» GOAL OF THE EXERCISE
Please give the listing again in its entirety, exactly as written.

(Figure dataset records)
======
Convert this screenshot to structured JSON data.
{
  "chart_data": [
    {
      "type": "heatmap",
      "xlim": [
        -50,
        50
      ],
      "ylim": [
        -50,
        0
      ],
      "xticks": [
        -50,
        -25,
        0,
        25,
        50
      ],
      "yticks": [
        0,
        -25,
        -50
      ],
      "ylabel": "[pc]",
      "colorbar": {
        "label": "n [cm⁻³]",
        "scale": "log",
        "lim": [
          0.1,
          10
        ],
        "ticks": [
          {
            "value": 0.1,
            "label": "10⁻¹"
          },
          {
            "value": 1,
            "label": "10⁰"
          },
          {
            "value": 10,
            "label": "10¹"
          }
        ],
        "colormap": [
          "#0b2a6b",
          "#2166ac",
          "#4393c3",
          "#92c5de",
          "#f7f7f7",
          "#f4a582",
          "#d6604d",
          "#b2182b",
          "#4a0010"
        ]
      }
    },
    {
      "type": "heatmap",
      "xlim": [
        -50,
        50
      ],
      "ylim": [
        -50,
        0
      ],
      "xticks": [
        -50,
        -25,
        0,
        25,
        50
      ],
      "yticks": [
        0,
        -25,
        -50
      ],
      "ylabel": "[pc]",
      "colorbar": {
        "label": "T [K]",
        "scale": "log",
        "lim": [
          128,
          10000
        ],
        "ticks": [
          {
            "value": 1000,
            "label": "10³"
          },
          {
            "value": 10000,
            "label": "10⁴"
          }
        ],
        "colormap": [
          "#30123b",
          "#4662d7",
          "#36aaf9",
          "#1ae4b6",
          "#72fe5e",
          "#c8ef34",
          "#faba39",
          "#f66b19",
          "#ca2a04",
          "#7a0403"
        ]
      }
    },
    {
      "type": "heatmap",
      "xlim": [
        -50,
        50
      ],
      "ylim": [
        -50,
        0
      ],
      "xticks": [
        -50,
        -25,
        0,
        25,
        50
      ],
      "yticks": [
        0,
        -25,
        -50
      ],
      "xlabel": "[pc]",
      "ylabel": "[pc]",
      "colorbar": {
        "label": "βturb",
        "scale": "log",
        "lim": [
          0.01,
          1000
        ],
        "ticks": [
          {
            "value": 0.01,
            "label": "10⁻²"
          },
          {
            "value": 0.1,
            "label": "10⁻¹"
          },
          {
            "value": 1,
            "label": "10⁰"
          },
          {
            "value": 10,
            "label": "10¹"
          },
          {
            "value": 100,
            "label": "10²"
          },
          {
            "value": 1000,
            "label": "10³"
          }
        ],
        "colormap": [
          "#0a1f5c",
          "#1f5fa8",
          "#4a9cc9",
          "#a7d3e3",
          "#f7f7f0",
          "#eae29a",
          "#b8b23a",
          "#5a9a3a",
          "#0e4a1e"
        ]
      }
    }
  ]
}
======
» EXERCISE RESULT
Convert this screenshot to structured JSON data.
{
  "chart_data": [
    {
      "type": "heatmap",
      "xlim": [
        -50,
        50
      ],
      "ylim": [
        -50,
        0
      ],
      "xticks": [
        -50,
        -25,
        0,
        25,
        50
      ],
      "yticks": [
        0,
        -25,
        -50
      ],
      "ylabel": "[pc]",
      "colorbar": {
        "label": "n [cm⁻³]",
        "scale": "log",
        "lim": [
          0.1,
          10
        ],
        "ticks": [
          {
            "value": 0.1,
            "label": "10⁻¹"
          },
          {
            "value": 1,
            "label": "10⁰"
          },
          {
            "value": 10,
            "label": "10¹"
          }
        ],
        "colormap": [
          "#0b2a6b",
          "#2166ac",
          "#4393c3",
          "#92c5de",
          "#f7f7f7",
          "#f4a582",
          "#d6604d",
          "#b2182b",
          "#4a0010"
        ]
      }
    },
    {
      "type": "heatmap",
      "xlim": [
        -50,
        50
      ],
      "ylim": [
        -50,
        0
      ],
      "xticks": [
        -50,
        -25,
        0,
        25,
        50
      ],
      "yticks": [
        0,
        -25,
        -50
      ],
      "ylabel": "[pc]",
      "colorbar": {
        "label": "T [K]",
        "scale": "log",
        "lim": [
          128,
          10000
        ],
        "ticks": [
          {
            "value": 1000,
            "label": "10³"
          },
          {
            "value": 10000,
            "label": "10⁴"
          }
        ],
        "colormap": [
          "#30123b",
          "#4662d7",
          "#36aaf9",
          "#1ae4b6",
          "#72fe5e",
          "#c8ef34",
          "#faba39",
          "#f66b19",
          "#ca2a04",
          "#7a0403"
        ]
      }
    },
    {
      "type": "heatmap",
      "xlim": [
        -50,
        50
      ],
      "ylim": [
        -50,
        0
      ],
      "xticks": [
        -50,
        -25,
        0,
        25,
        50
      ],
      "yticks": [
        0,
        -25,
        -50
      ],
      "xlabel": "[pc]",
      "ylabel": "[pc]",
      "colorbar": {
        "label": "βturb",
        "scale": "log",
        "lim": [
          0.01,
          1000
        ],
        "ticks": [
          {
            "value": 0.01,
            "label": "10⁻²"
          },
          {
            "value": 0.1,
            "label": "10⁻¹"
          },
          {
            "value": 1,
            "label": "10⁰"
          },
          {
            "value": 10,
            "label": "10¹"
          },
          {
            "value": 100,
            "label": "10²"
          },
          {
            "value": 1000,
            "label": "10³"
          }
        ],
        "colormap": [
          "#0a1f5c",
          "#1f5fa8",
          "#4a9cc9",
          "#a7d3e3",
          "#f7f7f0",
          "#eae29a",
          "#b8b23a",
          "#5a9a3a",
          "#0e4a1e"
        ]
      }
    }
  ]
}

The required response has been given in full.